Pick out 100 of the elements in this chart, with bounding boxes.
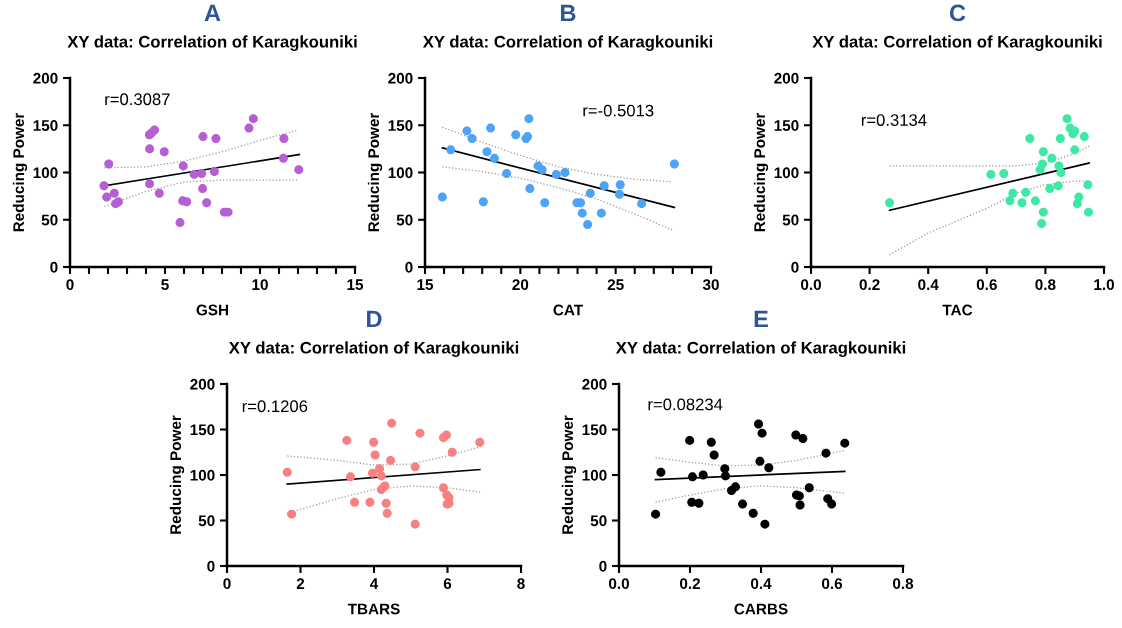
- point: [599, 181, 609, 191]
- point: [1074, 192, 1084, 202]
- point: [1055, 133, 1065, 143]
- point: [1053, 181, 1063, 191]
- point: [99, 181, 109, 191]
- y-tick-label: 0: [207, 560, 215, 572]
- point: [748, 508, 758, 518]
- point: [1047, 153, 1057, 163]
- text: A: [204, 4, 221, 22]
- point: [478, 197, 488, 207]
- point: [1038, 207, 1048, 217]
- point: [1037, 219, 1047, 229]
- point: [387, 418, 397, 428]
- point: [410, 462, 420, 472]
- point: [211, 133, 221, 143]
- point: [614, 189, 624, 199]
- x-tick-label: 6: [443, 578, 452, 590]
- chart-title: XY data: Correlation of Karagkouniki: [422, 35, 713, 51]
- point: [795, 500, 805, 510]
- line-series: [441, 166, 674, 231]
- point: [596, 208, 606, 218]
- y-tick-label: 100: [33, 167, 58, 179]
- text: E: [754, 310, 768, 328]
- x-tick-label: 0.8: [892, 578, 914, 590]
- point: [278, 153, 288, 163]
- x-axis-title: CARBS: [734, 603, 788, 615]
- x-tick-label: 0.2: [679, 578, 701, 590]
- x-tick-label: 10: [252, 279, 268, 291]
- y-tick-label: 200: [582, 378, 607, 390]
- point: [294, 165, 304, 175]
- point: [486, 123, 496, 133]
- point: [821, 448, 831, 458]
- chart-title: XY data: Correlation of Karagkouniki: [812, 35, 1102, 51]
- x-tick-label: 15: [417, 279, 434, 291]
- y-axis-title: Reducing Power: [367, 112, 383, 232]
- line-series: [103, 179, 299, 208]
- point: [248, 114, 258, 124]
- y-axis-title: Reducing Power: [561, 415, 577, 534]
- point: [350, 497, 360, 507]
- y-tick-label: 150: [190, 424, 215, 436]
- point: [827, 499, 837, 509]
- x-tick-label: 0.0: [608, 578, 629, 590]
- x-tick-label: 20: [512, 279, 529, 291]
- point: [502, 168, 512, 178]
- point: [637, 199, 647, 209]
- point: [375, 464, 385, 474]
- point: [154, 188, 164, 198]
- point: [721, 471, 730, 481]
- point: [369, 437, 379, 447]
- y-tick-label: 200: [33, 72, 58, 84]
- point: [182, 197, 192, 207]
- x-tick-label: 5: [161, 279, 169, 291]
- x-tick-label: 0.6: [821, 578, 843, 590]
- point: [1083, 180, 1093, 190]
- point: [382, 508, 392, 518]
- chart-title: XY data: Correlation of Karagkouniki: [615, 341, 906, 357]
- y-tick-label: 0: [599, 560, 607, 572]
- y-tick-label: 200: [190, 378, 215, 390]
- point: [1025, 133, 1035, 143]
- x-tick-label: 0.8: [1035, 279, 1056, 291]
- y-tick-label: 50: [590, 515, 607, 527]
- x-tick-label: 15: [347, 279, 364, 291]
- point: [446, 145, 456, 155]
- x-tick-label: 0: [66, 279, 74, 291]
- point: [709, 450, 719, 460]
- point: [754, 419, 764, 429]
- point: [577, 208, 587, 218]
- y-tick-label: 150: [33, 120, 58, 131]
- point: [1079, 132, 1089, 142]
- point: [1037, 159, 1047, 169]
- point: [244, 123, 254, 133]
- point: [198, 184, 208, 194]
- point: [585, 188, 595, 198]
- y-tick-label: 150: [582, 424, 607, 436]
- point: [482, 147, 492, 157]
- chart-title: XY data: Correlation of Karagkouniki: [67, 35, 357, 51]
- x-tick-label: 0.6: [976, 279, 997, 291]
- point: [583, 219, 593, 229]
- annotation: r=0.08234: [648, 398, 723, 411]
- point: [175, 218, 185, 228]
- point: [365, 497, 375, 507]
- point: [447, 447, 457, 457]
- annotation: r=0.1206: [242, 400, 308, 413]
- point: [202, 198, 212, 208]
- point: [885, 198, 895, 208]
- point: [706, 437, 716, 447]
- y-tick-label: 100: [388, 167, 413, 179]
- point: [209, 167, 219, 177]
- y-axis-title: Reducing Power: [753, 112, 769, 232]
- x-axis-title: GSH: [196, 304, 229, 316]
- y-tick-label: 50: [41, 214, 58, 226]
- point: [159, 147, 169, 157]
- y-tick-label: 0: [50, 261, 58, 273]
- point: [560, 168, 570, 177]
- y-axis-title: Reducing Power: [12, 112, 28, 232]
- x-tick-label: 0: [223, 578, 231, 590]
- y-tick-label: 0: [791, 261, 799, 273]
- text: D: [367, 310, 382, 328]
- point: [1038, 147, 1048, 157]
- point: [1008, 188, 1018, 198]
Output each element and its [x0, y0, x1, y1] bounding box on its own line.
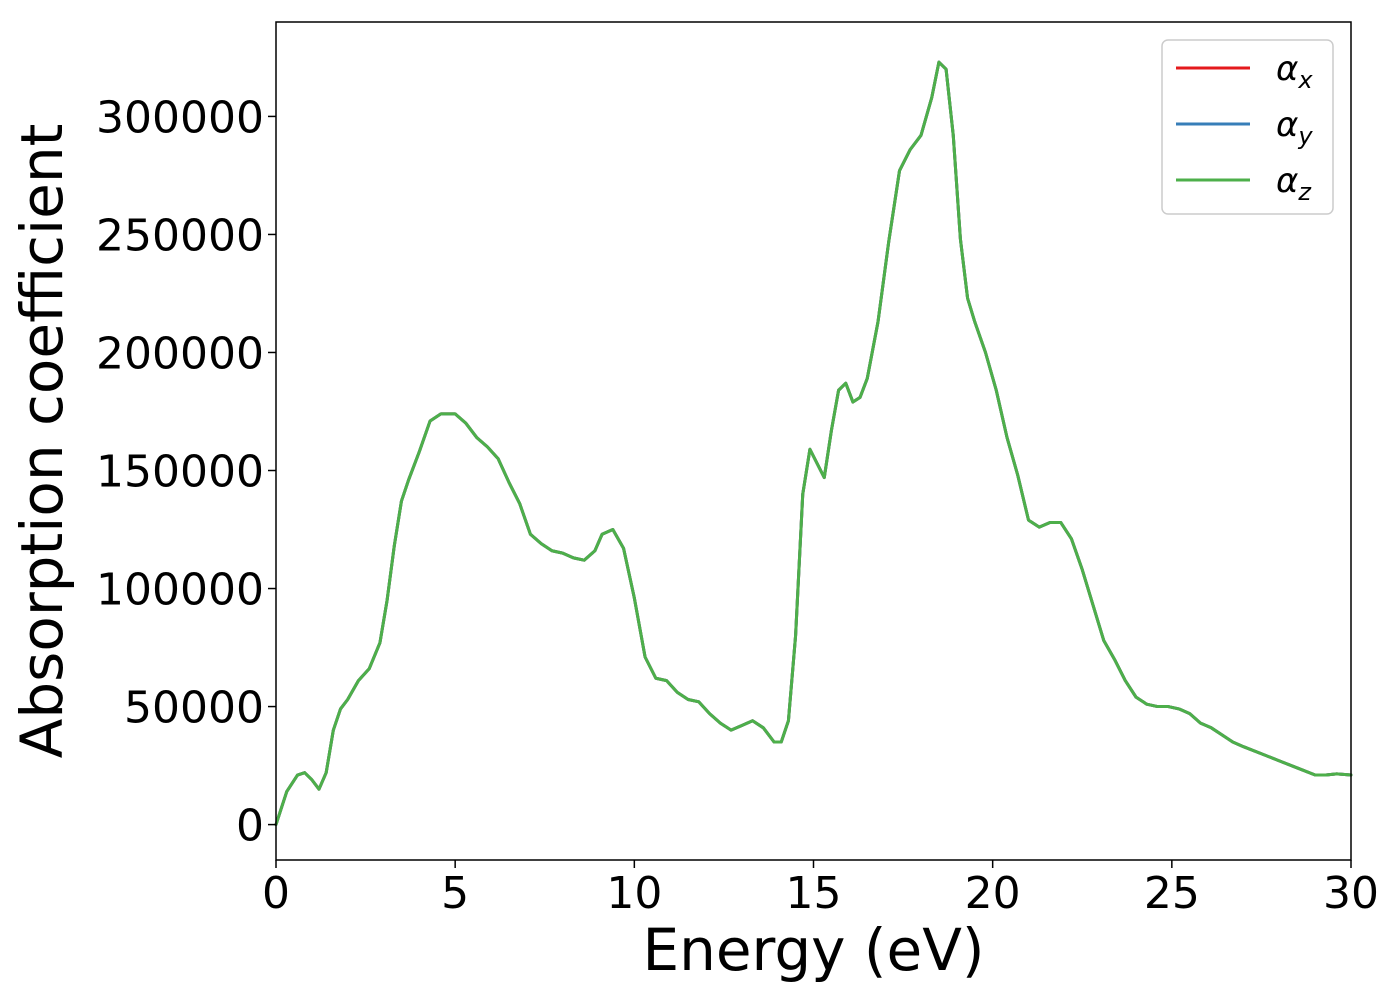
- y-tick-label: 150000: [96, 447, 264, 498]
- y-tick-label: 250000: [96, 210, 264, 261]
- x-tick-label: 30: [1323, 868, 1379, 919]
- x-axis: 0 5 10 15 20 25 30: [262, 860, 1379, 919]
- y-axis: 0 50000 100000 150000 200000 250000 300000: [96, 92, 276, 852]
- y-tick-label: 300000: [96, 92, 264, 143]
- y-tick-label: 50000: [124, 683, 264, 734]
- series-layer: [274, 60, 1353, 827]
- x-tick-label: 20: [965, 868, 1021, 919]
- legend-box: [1161, 39, 1334, 215]
- y-tick-label: 100000: [96, 565, 264, 616]
- x-tick-label: 5: [441, 868, 469, 919]
- x-tick-label: 15: [786, 868, 842, 919]
- x-tick-label: 25: [1144, 868, 1200, 919]
- y-tick-label: 0: [236, 801, 264, 852]
- x-axis-title: Energy (eV): [642, 916, 984, 984]
- y-tick-label: 200000: [96, 328, 264, 379]
- series-line-3: [274, 60, 1353, 827]
- x-tick-label: 10: [606, 868, 662, 919]
- legend-label-z: αz: [1276, 161, 1312, 206]
- x-tick-label: 0: [262, 868, 290, 919]
- y-axis-title: Absorption coefficient: [8, 124, 76, 759]
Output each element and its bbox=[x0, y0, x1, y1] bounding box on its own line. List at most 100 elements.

→ Given exercise
Copy out every line of the records above word for word, leaving out the pictures.

→ Correct result
Pick out 100 of the elements in this chart, with bounding boxes.
- point: [599, 181, 609, 191]
- point: [1074, 192, 1084, 202]
- point: [1055, 133, 1065, 143]
- point: [1053, 181, 1063, 191]
- point: [99, 181, 109, 191]
- y-tick-label: 0: [207, 560, 215, 572]
- point: [748, 508, 758, 518]
- point: [1047, 153, 1057, 163]
- text: A: [204, 4, 221, 22]
- point: [478, 197, 488, 207]
- point: [1038, 207, 1048, 217]
- point: [1037, 219, 1047, 229]
- point: [387, 418, 397, 428]
- point: [410, 462, 420, 472]
- point: [211, 133, 221, 143]
- point: [614, 189, 624, 199]
- x-tick-label: 6: [443, 578, 452, 590]
- chart-title: XY data: Correlation of Karagkouniki: [422, 35, 713, 51]
- point: [795, 500, 805, 510]
- line-series: [441, 166, 674, 231]
- point: [596, 208, 606, 218]
- y-tick-label: 100: [33, 167, 58, 179]
- text: E: [754, 310, 768, 328]
- x-tick-label: 0.8: [892, 578, 914, 590]
- point: [278, 153, 288, 163]
- x-axis-title: CARBS: [734, 603, 788, 615]
- x-tick-label: 0.2: [679, 578, 701, 590]
- x-tick-label: 10: [252, 279, 268, 291]
- y-tick-label: 200: [582, 378, 607, 390]
- point: [294, 165, 304, 175]
- point: [486, 123, 496, 133]
- point: [821, 448, 831, 458]
- chart-title: XY data: Correlation of Karagkouniki: [812, 35, 1102, 51]
- x-tick-label: 15: [417, 279, 434, 291]
- y-axis-title: Reducing Power: [367, 112, 383, 232]
- line-series: [103, 179, 299, 208]
- point: [248, 114, 258, 124]
- y-axis-title: Reducing Power: [561, 415, 577, 534]
- point: [350, 497, 360, 507]
- y-tick-label: 150: [190, 424, 215, 436]
- point: [827, 499, 837, 509]
- x-tick-label: 0.0: [608, 578, 629, 590]
- x-tick-label: 20: [512, 279, 529, 291]
- point: [502, 168, 512, 178]
- point: [637, 199, 647, 209]
- point: [375, 464, 385, 474]
- point: [154, 188, 164, 198]
- point: [721, 471, 730, 481]
- point: [369, 437, 379, 447]
- y-tick-label: 200: [33, 72, 58, 84]
- point: [182, 197, 192, 207]
- x-tick-label: 5: [161, 279, 169, 291]
- x-tick-label: 0.6: [821, 578, 843, 590]
- point: [1083, 180, 1093, 190]
- point: [382, 508, 392, 518]
- chart-title: XY data: Correlation of Karagkouniki: [615, 341, 906, 357]
- y-tick-label: 0: [599, 560, 607, 572]
- y-tick-label: 200: [190, 378, 215, 390]
- point: [1025, 133, 1035, 143]
- x-tick-label: 0.8: [1035, 279, 1056, 291]
- y-tick-label: 50: [590, 515, 607, 527]
- x-tick-label: 15: [347, 279, 364, 291]
- point: [446, 145, 456, 155]
- x-tick-label: 0: [66, 279, 74, 291]
- point: [709, 450, 719, 460]
- point: [754, 419, 764, 429]
- point: [577, 208, 587, 218]
- y-tick-label: 150: [33, 120, 58, 131]
- point: [1079, 132, 1089, 142]
- point: [1037, 159, 1047, 169]
- point: [244, 123, 254, 133]
- point: [198, 184, 208, 194]
- point: [585, 188, 595, 198]
- y-tick-label: 150: [582, 424, 607, 436]
- point: [482, 147, 492, 157]
- chart-title: XY data: Correlation of Karagkouniki: [67, 35, 357, 51]
- x-tick-label: 0.6: [976, 279, 997, 291]
- point: [583, 219, 593, 229]
- annotation: r=0.08234: [648, 398, 723, 411]
- point: [175, 218, 185, 228]
- point: [365, 497, 375, 507]
- point: [447, 447, 457, 457]
- annotation: r=0.1206: [242, 400, 308, 413]
- point: [202, 198, 212, 208]
- point: [885, 198, 895, 208]
- point: [706, 437, 716, 447]
- y-tick-label: 100: [388, 167, 413, 179]
- point: [209, 167, 219, 177]
- y-axis-title: Reducing Power: [753, 112, 769, 232]
- x-axis-title: GSH: [196, 304, 229, 316]
- y-tick-label: 50: [41, 214, 58, 226]
- point: [159, 147, 169, 157]
- y-tick-label: 0: [50, 261, 58, 273]
- point: [560, 168, 570, 177]
- y-axis-title: Reducing Power: [12, 112, 28, 232]
- x-tick-label: 0: [223, 578, 231, 590]
- y-tick-label: 0: [791, 261, 799, 273]
- text: D: [367, 310, 382, 328]
- point: [1038, 147, 1048, 157]
- point: [1008, 188, 1018, 198]
Output each element and its [x0, y0, x1, y1] bounding box on its own line.
- y-tick-label: 150000: [96, 447, 264, 498]
- y-tick-label: 250000: [96, 210, 264, 261]
- x-tick-label: 30: [1323, 868, 1379, 919]
- x-axis: 0 5 10 15 20 25 30: [262, 860, 1379, 919]
- y-axis: 0 50000 100000 150000 200000 250000 300000: [96, 92, 276, 852]
- y-tick-label: 300000: [96, 92, 264, 143]
- y-tick-label: 50000: [124, 683, 264, 734]
- series-layer: [274, 60, 1353, 827]
- x-tick-label: 20: [965, 868, 1021, 919]
- legend-box: [1161, 39, 1334, 215]
- y-tick-label: 100000: [96, 565, 264, 616]
- x-tick-label: 5: [441, 868, 469, 919]
- x-tick-label: 15: [786, 868, 842, 919]
- x-tick-label: 25: [1144, 868, 1200, 919]
- y-tick-label: 0: [236, 801, 264, 852]
- x-axis-title: Energy (eV): [642, 916, 984, 984]
- y-tick-label: 200000: [96, 328, 264, 379]
- series-line-3: [274, 60, 1353, 827]
- x-tick-label: 10: [606, 868, 662, 919]
- legend-label-z: αz: [1276, 161, 1312, 206]
- x-tick-label: 0: [262, 868, 290, 919]
- y-axis-title: Absorption coefficient: [8, 124, 76, 759]
Output each element and its bbox=[x0, y0, x1, y1] bounding box on its own line. List at most 100 elements.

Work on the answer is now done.